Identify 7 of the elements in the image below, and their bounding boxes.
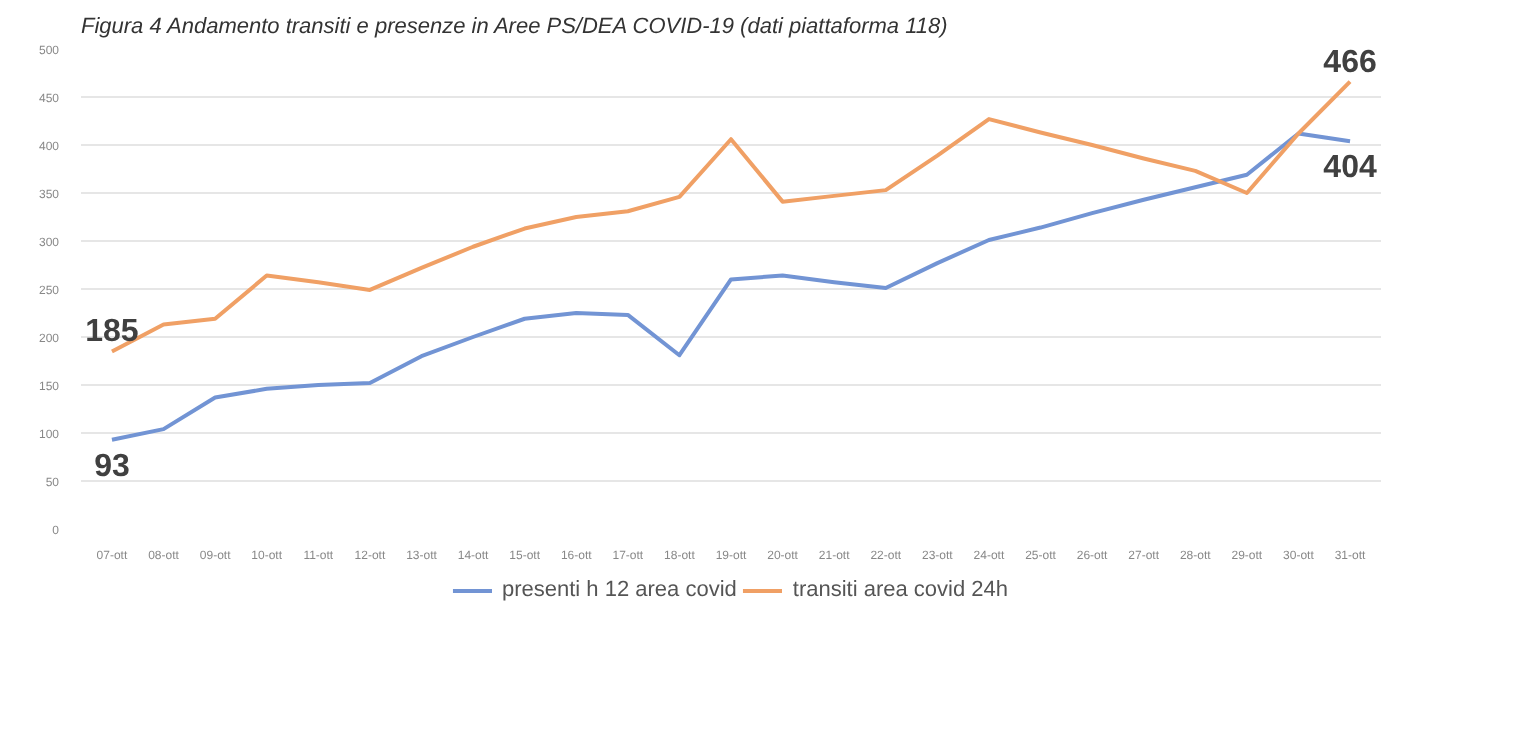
data-label: 404 [1323,151,1377,186]
legend-label: transiti area covid 24h [792,578,1009,602]
data-label: 466 [1323,45,1377,80]
data-label: 185 [85,315,139,350]
legend-label: presenti h 12 area covid [501,578,737,602]
chart-title: Figura 4 Andamento transiti e presenze in Aree PS/DEA COVID-19 (dati piattaforma 118) [81,15,949,39]
data-label: 93 [94,449,130,484]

※

> Goal:
Copy all of the records above, substituting "box coordinates" for "bounding boxes" and keeping everything else unchanged. Leave the pictures out.

> The output:
Identify 7 of the elements in the image below, and their box coordinates.
data-label: 404 [1323,151,1377,186]
legend-label: transiti area covid 24h [792,578,1009,602]
data-label: 466 [1323,45,1377,80]
data-label: 185 [85,315,139,350]
legend-label: presenti h 12 area covid [501,578,737,602]
chart-title: Figura 4 Andamento transiti e presenze in Aree PS/DEA COVID-19 (dati piattaforma 118) [81,15,949,39]
data-label: 93 [94,449,130,484]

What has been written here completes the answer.